● **Record excerpts**
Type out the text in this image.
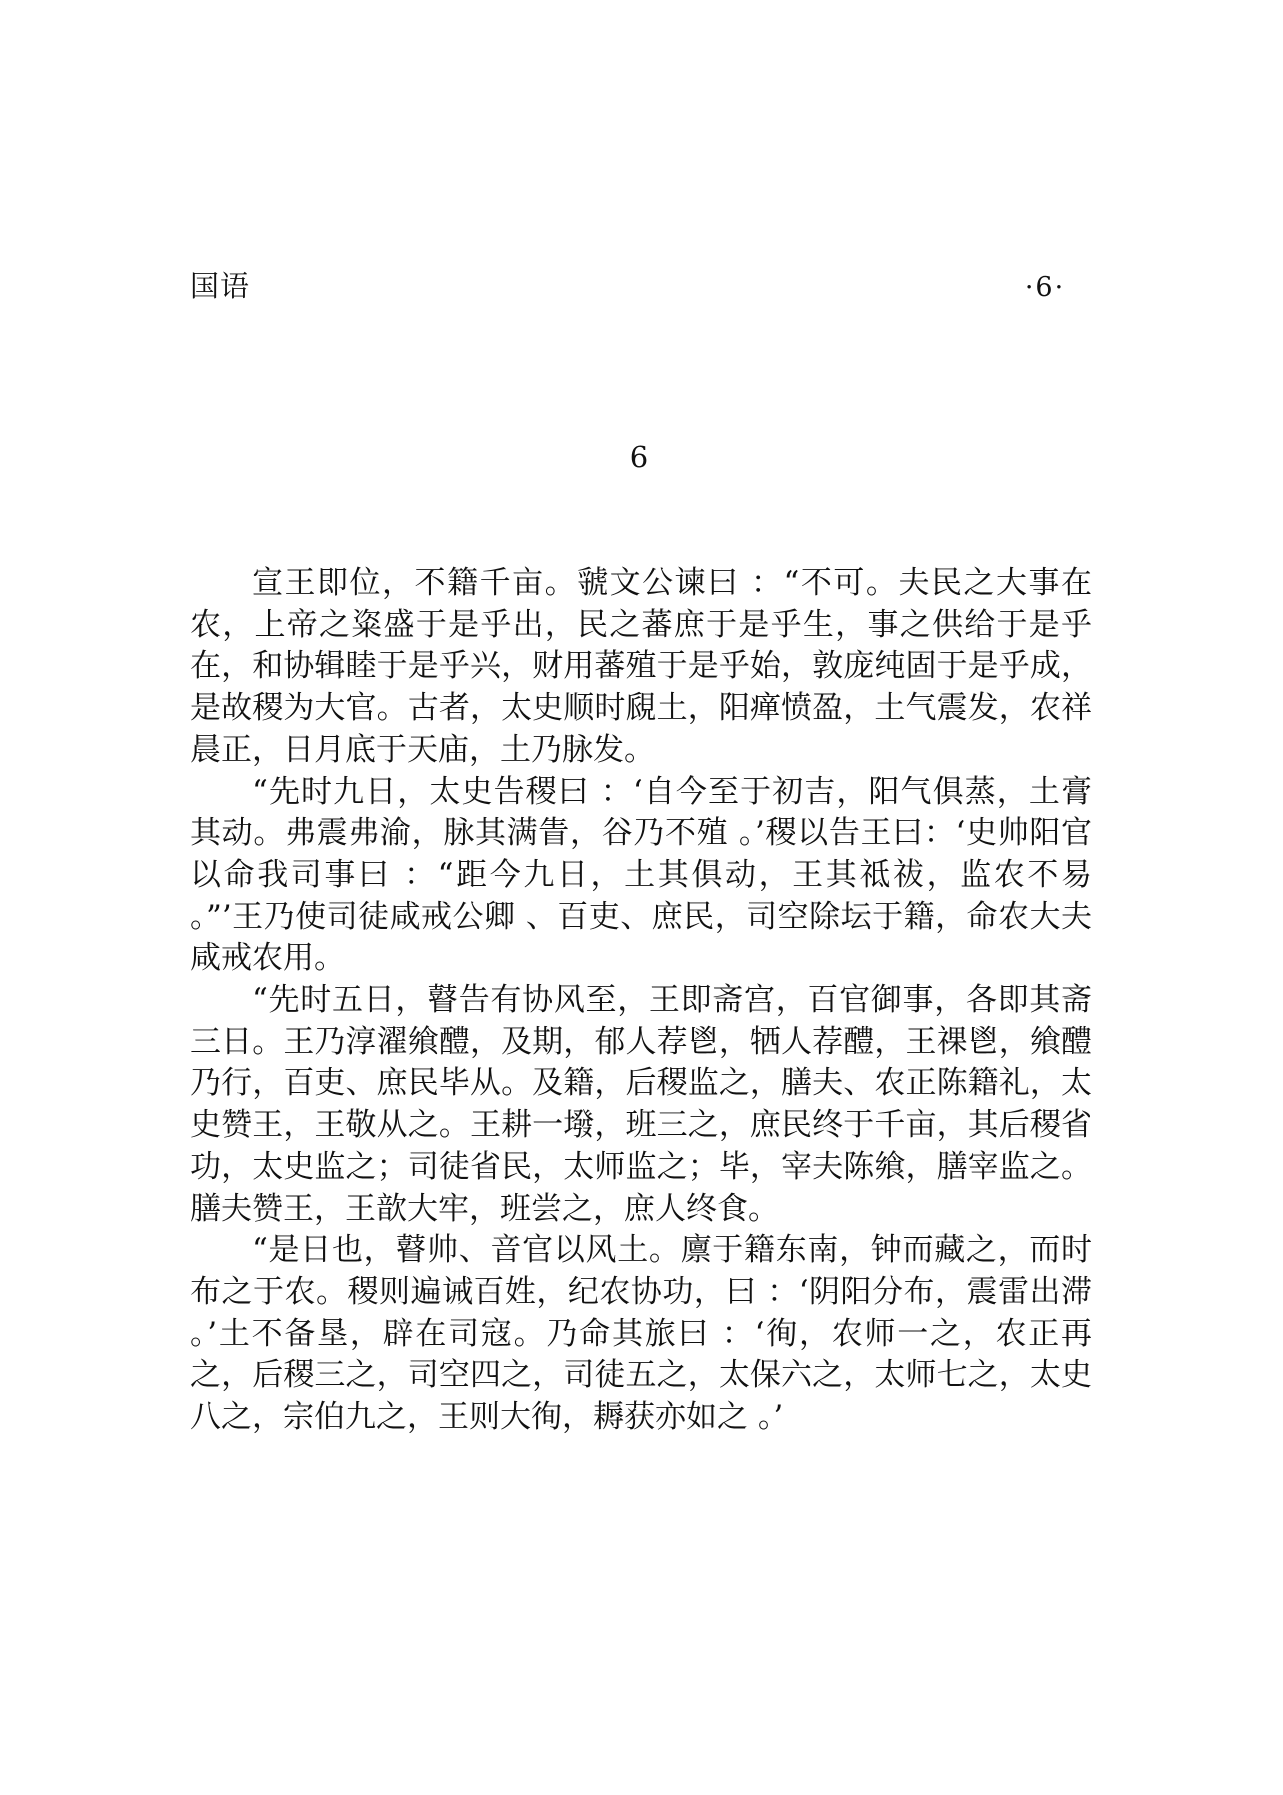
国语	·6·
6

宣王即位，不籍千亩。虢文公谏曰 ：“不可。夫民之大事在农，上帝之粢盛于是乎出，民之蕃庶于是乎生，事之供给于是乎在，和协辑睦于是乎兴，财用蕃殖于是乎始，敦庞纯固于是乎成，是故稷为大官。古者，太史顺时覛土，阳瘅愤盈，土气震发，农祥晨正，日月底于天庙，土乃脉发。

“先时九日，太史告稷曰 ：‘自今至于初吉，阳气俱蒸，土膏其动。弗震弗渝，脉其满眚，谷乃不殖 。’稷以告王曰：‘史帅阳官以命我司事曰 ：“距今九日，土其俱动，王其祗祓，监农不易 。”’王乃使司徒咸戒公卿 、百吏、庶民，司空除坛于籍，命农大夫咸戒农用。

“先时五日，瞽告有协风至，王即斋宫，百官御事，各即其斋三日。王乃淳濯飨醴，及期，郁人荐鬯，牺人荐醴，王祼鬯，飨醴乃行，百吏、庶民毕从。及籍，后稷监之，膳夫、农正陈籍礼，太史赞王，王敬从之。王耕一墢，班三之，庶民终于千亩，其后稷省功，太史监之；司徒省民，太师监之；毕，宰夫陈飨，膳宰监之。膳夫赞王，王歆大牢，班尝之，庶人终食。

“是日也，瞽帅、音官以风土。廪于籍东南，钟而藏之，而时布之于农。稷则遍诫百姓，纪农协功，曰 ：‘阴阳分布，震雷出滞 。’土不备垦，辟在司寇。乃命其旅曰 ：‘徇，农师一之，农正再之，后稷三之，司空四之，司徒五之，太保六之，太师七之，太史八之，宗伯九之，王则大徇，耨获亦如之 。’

--

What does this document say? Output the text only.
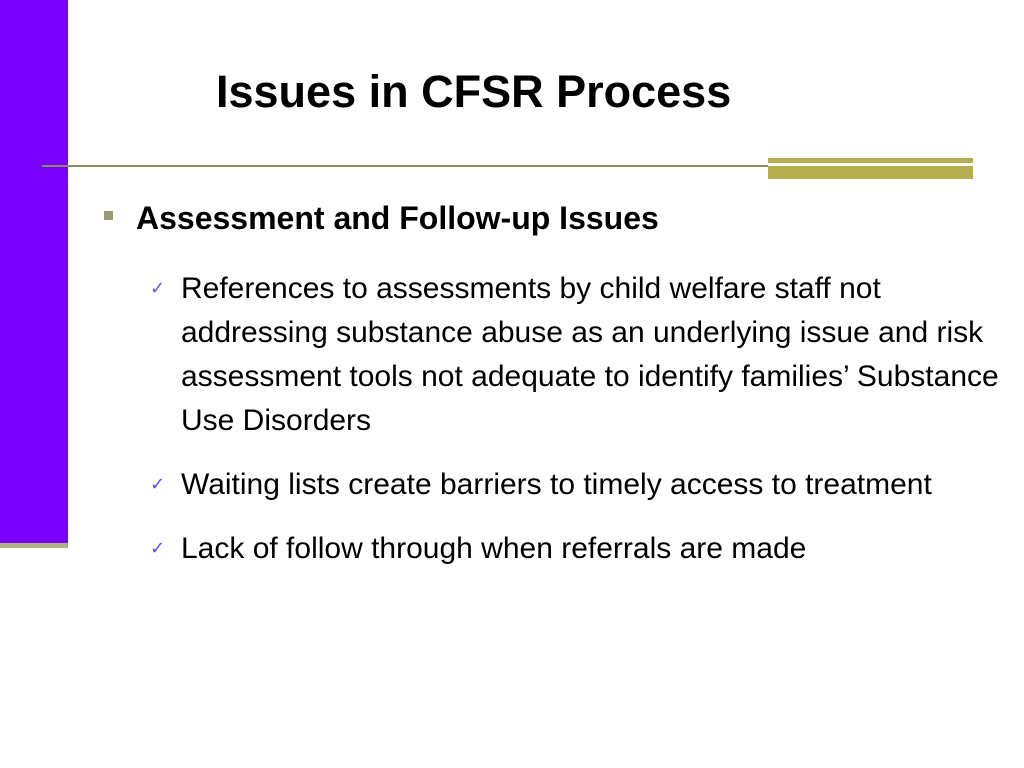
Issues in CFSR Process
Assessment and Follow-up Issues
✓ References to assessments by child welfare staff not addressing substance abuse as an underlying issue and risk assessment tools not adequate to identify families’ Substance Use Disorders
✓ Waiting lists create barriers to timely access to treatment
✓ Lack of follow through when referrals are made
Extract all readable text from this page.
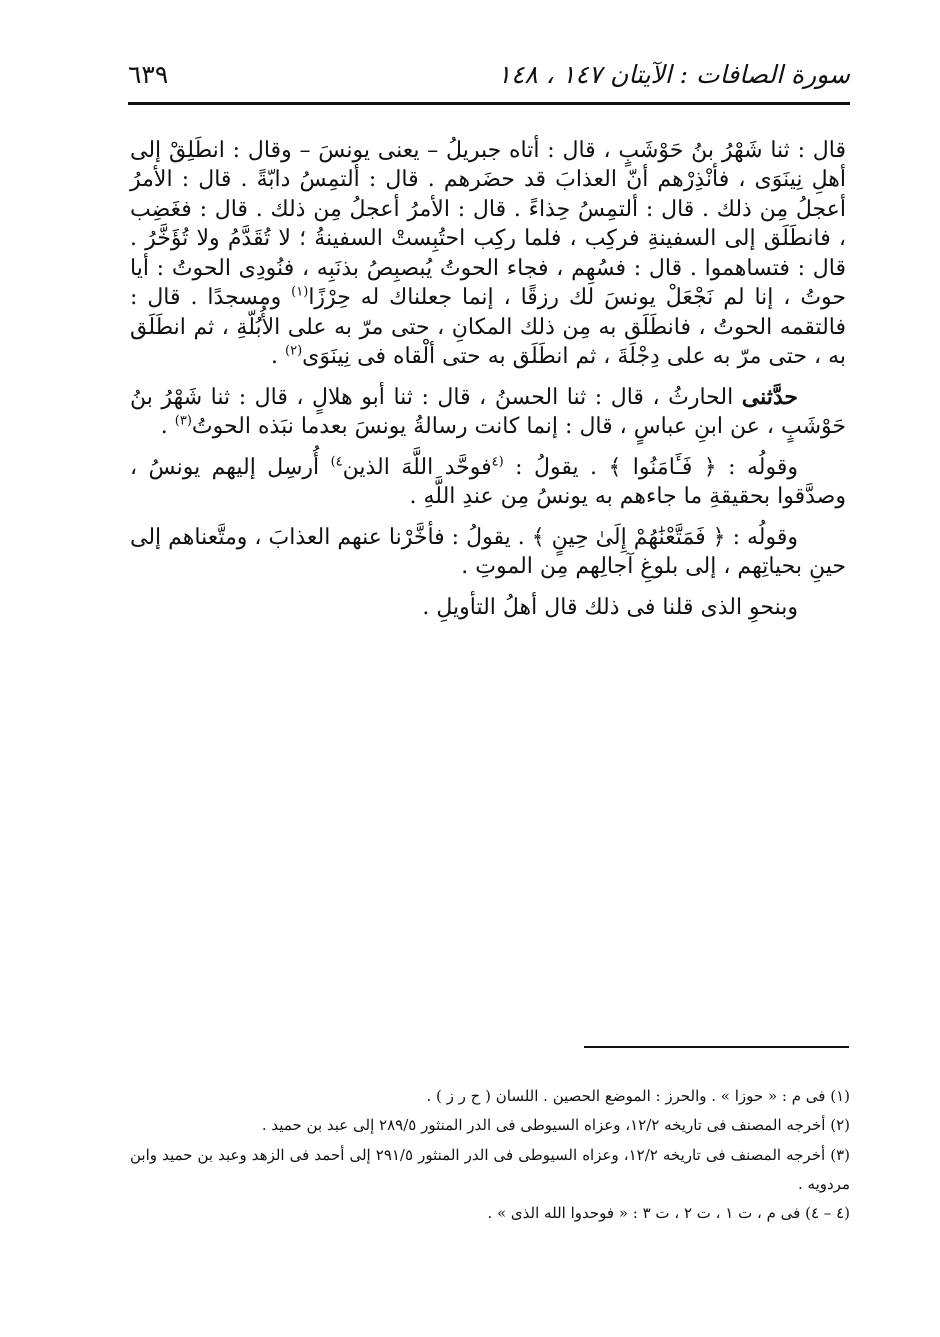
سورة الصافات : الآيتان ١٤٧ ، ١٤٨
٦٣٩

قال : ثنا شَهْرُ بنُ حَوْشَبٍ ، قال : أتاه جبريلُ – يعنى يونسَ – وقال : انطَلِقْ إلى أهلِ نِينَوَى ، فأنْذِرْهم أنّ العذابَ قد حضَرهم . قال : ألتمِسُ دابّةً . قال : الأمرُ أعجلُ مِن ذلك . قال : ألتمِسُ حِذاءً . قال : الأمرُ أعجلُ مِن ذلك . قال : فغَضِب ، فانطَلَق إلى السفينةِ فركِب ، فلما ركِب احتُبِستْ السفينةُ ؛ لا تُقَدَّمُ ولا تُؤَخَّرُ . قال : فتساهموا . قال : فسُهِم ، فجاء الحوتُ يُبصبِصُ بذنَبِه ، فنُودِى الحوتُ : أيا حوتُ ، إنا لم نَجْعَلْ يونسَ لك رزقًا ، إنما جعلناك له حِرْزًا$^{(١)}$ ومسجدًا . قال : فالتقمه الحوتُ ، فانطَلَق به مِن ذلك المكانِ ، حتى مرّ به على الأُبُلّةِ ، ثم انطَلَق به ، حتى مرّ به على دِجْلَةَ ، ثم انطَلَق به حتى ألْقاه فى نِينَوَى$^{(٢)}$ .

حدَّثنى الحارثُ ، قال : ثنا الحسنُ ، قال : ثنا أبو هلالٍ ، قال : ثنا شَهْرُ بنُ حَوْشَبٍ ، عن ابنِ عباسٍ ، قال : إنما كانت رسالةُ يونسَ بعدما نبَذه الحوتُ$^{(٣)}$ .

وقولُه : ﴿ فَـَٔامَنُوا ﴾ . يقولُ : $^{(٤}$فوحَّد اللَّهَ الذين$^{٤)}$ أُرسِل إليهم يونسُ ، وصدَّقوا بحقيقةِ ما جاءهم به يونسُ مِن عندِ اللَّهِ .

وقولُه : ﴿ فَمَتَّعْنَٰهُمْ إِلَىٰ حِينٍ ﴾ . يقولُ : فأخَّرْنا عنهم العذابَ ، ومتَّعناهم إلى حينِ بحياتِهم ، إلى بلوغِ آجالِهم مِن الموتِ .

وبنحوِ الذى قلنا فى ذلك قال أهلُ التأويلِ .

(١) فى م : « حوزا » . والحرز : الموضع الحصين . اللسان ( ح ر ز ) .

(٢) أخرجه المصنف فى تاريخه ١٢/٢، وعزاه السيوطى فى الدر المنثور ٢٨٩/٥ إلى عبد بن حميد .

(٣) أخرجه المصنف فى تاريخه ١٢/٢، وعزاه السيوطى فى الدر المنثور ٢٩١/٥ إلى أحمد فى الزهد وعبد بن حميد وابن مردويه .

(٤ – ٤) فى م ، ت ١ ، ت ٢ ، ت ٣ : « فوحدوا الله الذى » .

* * *

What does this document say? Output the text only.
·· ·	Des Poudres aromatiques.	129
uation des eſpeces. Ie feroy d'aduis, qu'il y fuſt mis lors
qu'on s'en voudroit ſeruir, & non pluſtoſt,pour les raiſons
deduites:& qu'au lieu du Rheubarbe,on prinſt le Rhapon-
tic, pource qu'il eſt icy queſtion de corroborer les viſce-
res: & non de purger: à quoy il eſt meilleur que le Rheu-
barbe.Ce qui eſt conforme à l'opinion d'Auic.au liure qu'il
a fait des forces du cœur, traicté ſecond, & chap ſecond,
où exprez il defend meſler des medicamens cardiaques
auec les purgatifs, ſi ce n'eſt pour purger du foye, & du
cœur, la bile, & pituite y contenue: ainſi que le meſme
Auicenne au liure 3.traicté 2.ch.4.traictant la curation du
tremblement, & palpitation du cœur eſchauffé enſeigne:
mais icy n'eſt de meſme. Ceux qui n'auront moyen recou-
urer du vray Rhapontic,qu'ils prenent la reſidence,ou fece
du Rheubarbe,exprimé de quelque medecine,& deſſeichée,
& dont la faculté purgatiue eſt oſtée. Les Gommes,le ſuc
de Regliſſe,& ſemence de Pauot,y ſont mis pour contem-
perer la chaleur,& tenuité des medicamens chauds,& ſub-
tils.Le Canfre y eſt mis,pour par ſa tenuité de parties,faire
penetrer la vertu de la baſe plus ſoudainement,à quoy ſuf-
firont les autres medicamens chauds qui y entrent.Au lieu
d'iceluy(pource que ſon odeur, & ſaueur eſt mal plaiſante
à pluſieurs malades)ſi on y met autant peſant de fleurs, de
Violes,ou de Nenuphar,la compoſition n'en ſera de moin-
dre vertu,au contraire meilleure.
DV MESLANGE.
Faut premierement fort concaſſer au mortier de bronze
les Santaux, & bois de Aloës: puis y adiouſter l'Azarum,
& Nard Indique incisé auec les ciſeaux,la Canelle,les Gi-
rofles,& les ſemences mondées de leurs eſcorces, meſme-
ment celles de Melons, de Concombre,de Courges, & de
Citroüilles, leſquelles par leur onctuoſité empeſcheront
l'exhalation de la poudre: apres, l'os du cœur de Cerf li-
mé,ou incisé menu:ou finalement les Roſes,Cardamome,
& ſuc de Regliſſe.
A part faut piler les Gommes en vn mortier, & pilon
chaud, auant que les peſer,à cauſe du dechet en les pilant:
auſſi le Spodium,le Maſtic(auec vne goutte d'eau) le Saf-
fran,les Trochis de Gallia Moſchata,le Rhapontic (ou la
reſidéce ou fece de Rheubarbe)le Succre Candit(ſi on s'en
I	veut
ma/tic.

● **Brief**
Report each line of the material above where the word "mortier" appears.

● **Task result**
Faut premierement fort concaſſer au mortier de bronze
A part faut piler les Gommes en vn mortier, & pilon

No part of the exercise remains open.